* Task description *
Each entry here needs to be set down again exactly, please; pictures are left out.

* Figure contents as structured data *
......
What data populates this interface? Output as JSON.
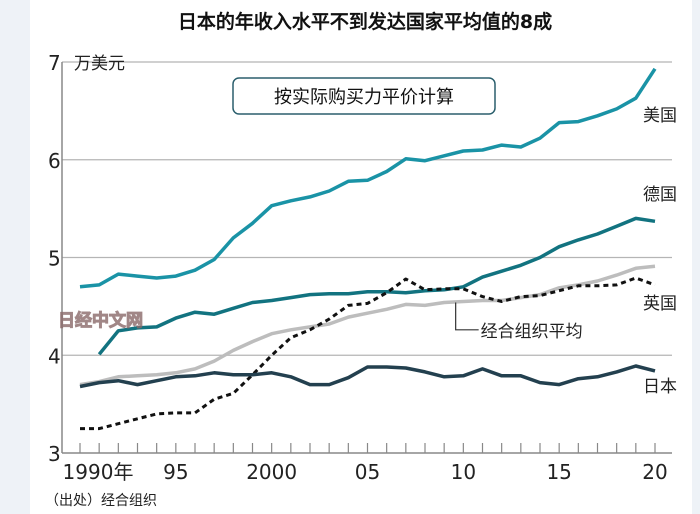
{
  "chart_data": {
    "type": "line",
    "title": "日本的年收入水平不到发达国家平均值的8成",
    "ylabel": "万美元",
    "annotation": "按实际购买力平价计算",
    "source": "（出处）经合组织",
    "watermark": "日经中文网",
    "ylim": [
      3,
      7
    ],
    "xlim": [
      1990,
      2020
    ],
    "yticks": [
      "3",
      "4",
      "5",
      "6",
      "7"
    ],
    "xticks": [
      {
        "year": 1990,
        "label": "1990年"
      },
      {
        "year": 1995,
        "label": "95"
      },
      {
        "year": 2000,
        "label": "2000"
      },
      {
        "year": 2005,
        "label": "05"
      },
      {
        "year": 2010,
        "label": "10"
      },
      {
        "year": 2015,
        "label": "15"
      },
      {
        "year": 2020,
        "label": "20"
      }
    ],
    "grid": true,
    "x_start": 1990,
    "series": [
      {
        "name": "美国",
        "color": "#1a93a6",
        "dashed": false,
        "start": 1990,
        "values": [
          4.7,
          4.72,
          4.83,
          4.81,
          4.79,
          4.81,
          4.87,
          4.98,
          5.2,
          5.35,
          5.53,
          5.58,
          5.62,
          5.68,
          5.78,
          5.79,
          5.88,
          6.01,
          5.99,
          6.04,
          6.09,
          6.1,
          6.15,
          6.13,
          6.22,
          6.38,
          6.39,
          6.45,
          6.52,
          6.63,
          6.93
        ]
      },
      {
        "name": "德国",
        "color": "#127380",
        "dashed": false,
        "start": 1991,
        "values": [
          4.01,
          4.25,
          4.28,
          4.29,
          4.38,
          4.44,
          4.42,
          4.48,
          4.54,
          4.56,
          4.59,
          4.62,
          4.63,
          4.63,
          4.65,
          4.65,
          4.64,
          4.66,
          4.67,
          4.7,
          4.8,
          4.86,
          4.92,
          5.0,
          5.11,
          5.18,
          5.24,
          5.32,
          5.4,
          5.37
        ]
      },
      {
        "name": "经合组织平均",
        "color": "#bdbdbd",
        "dashed": false,
        "start": 1990,
        "values": [
          3.7,
          3.73,
          3.78,
          3.79,
          3.8,
          3.82,
          3.86,
          3.94,
          4.05,
          4.14,
          4.22,
          4.26,
          4.29,
          4.32,
          4.39,
          4.43,
          4.47,
          4.52,
          4.51,
          4.54,
          4.55,
          4.56,
          4.56,
          4.59,
          4.62,
          4.69,
          4.72,
          4.76,
          4.82,
          4.89,
          4.91
        ]
      },
      {
        "name": "英国",
        "color": "#111111",
        "dashed": true,
        "start": 1990,
        "values": [
          3.25,
          3.25,
          3.3,
          3.35,
          3.4,
          3.41,
          3.41,
          3.55,
          3.61,
          3.8,
          4.0,
          4.18,
          4.26,
          4.37,
          4.51,
          4.53,
          4.64,
          4.78,
          4.67,
          4.68,
          4.68,
          4.6,
          4.55,
          4.6,
          4.61,
          4.66,
          4.71,
          4.71,
          4.72,
          4.79,
          4.72
        ]
      },
      {
        "name": "日本",
        "color": "#23404f",
        "dashed": false,
        "start": 1990,
        "values": [
          3.68,
          3.72,
          3.74,
          3.7,
          3.74,
          3.78,
          3.79,
          3.82,
          3.8,
          3.8,
          3.82,
          3.78,
          3.7,
          3.7,
          3.77,
          3.88,
          3.88,
          3.87,
          3.83,
          3.78,
          3.79,
          3.86,
          3.79,
          3.79,
          3.72,
          3.7,
          3.76,
          3.78,
          3.83,
          3.89,
          3.84
        ]
      }
    ]
  }
}
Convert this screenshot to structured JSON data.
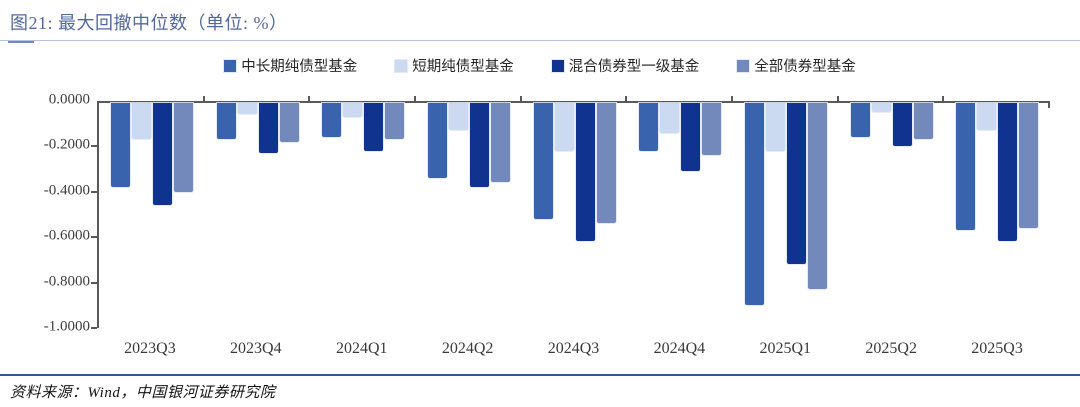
......
* Problem solution *
What data populates this interface? Output as JSON.
{
  "chart_data": {
    "type": "line",
    "title": "日本的年收入水平不到发达国家平均值的8成",
    "ylabel": "万美元",
    "annotation": "按实际购买力平价计算",
    "source": "（出处）经合组织",
    "watermark": "日经中文网",
    "ylim": [
      3,
      7
    ],
    "xlim": [
      1990,
      2020
    ],
    "yticks": [
      "3",
      "4",
      "5",
      "6",
      "7"
    ],
    "xticks": [
      {
        "year": 1990,
        "label": "1990年"
      },
      {
        "year": 1995,
        "label": "95"
      },
      {
        "year": 2000,
        "label": "2000"
      },
      {
        "year": 2005,
        "label": "05"
      },
      {
        "year": 2010,
        "label": "10"
      },
      {
        "year": 2015,
        "label": "15"
      },
      {
        "year": 2020,
        "label": "20"
      }
    ],
    "grid": true,
    "x_start": 1990,
    "series": [
      {
        "name": "美国",
        "color": "#1a93a6",
        "dashed": false,
        "start": 1990,
        "values": [
          4.7,
          4.72,
          4.83,
          4.81,
          4.79,
          4.81,
          4.87,
          4.98,
          5.2,
          5.35,
          5.53,
          5.58,
          5.62,
          5.68,
          5.78,
          5.79,
          5.88,
          6.01,
          5.99,
          6.04,
          6.09,
          6.1,
          6.15,
          6.13,
          6.22,
          6.38,
          6.39,
          6.45,
          6.52,
          6.63,
          6.93
        ]
      },
      {
        "name": "德国",
        "color": "#127380",
        "dashed": false,
        "start": 1991,
        "values": [
          4.01,
          4.25,
          4.28,
          4.29,
          4.38,
          4.44,
          4.42,
          4.48,
          4.54,
          4.56,
          4.59,
          4.62,
          4.63,
          4.63,
          4.65,
          4.65,
          4.64,
          4.66,
          4.67,
          4.7,
          4.8,
          4.86,
          4.92,
          5.0,
          5.11,
          5.18,
          5.24,
          5.32,
          5.4,
          5.37
        ]
      },
      {
        "name": "经合组织平均",
        "color": "#bdbdbd",
        "dashed": false,
        "start": 1990,
        "values": [
          3.7,
          3.73,
          3.78,
          3.79,
          3.8,
          3.82,
          3.86,
          3.94,
          4.05,
          4.14,
          4.22,
          4.26,
          4.29,
          4.32,
          4.39,
          4.43,
          4.47,
          4.52,
          4.51,
          4.54,
          4.55,
          4.56,
          4.56,
          4.59,
          4.62,
          4.69,
          4.72,
          4.76,
          4.82,
          4.89,
          4.91
        ]
      },
      {
        "name": "英国",
        "color": "#111111",
        "dashed": true,
        "start": 1990,
        "values": [
          3.25,
          3.25,
          3.3,
          3.35,
          3.4,
          3.41,
          3.41,
          3.55,
          3.61,
          3.8,
          4.0,
          4.18,
          4.26,
          4.37,
          4.51,
          4.53,
          4.64,
          4.78,
          4.67,
          4.68,
          4.68,
          4.6,
          4.55,
          4.6,
          4.61,
          4.66,
          4.71,
          4.71,
          4.72,
          4.79,
          4.72
        ]
      },
      {
        "name": "日本",
        "color": "#23404f",
        "dashed": false,
        "start": 1990,
        "values": [
          3.68,
          3.72,
          3.74,
          3.7,
          3.74,
          3.78,
          3.79,
          3.82,
          3.8,
          3.8,
          3.82,
          3.78,
          3.7,
          3.7,
          3.77,
          3.88,
          3.88,
          3.87,
          3.83,
          3.78,
          3.79,
          3.86,
          3.79,
          3.79,
          3.72,
          3.7,
          3.76,
          3.78,
          3.83,
          3.89,
          3.84
        ]
      }
    ]
  }
}
Convert this screenshot to structured JSON data.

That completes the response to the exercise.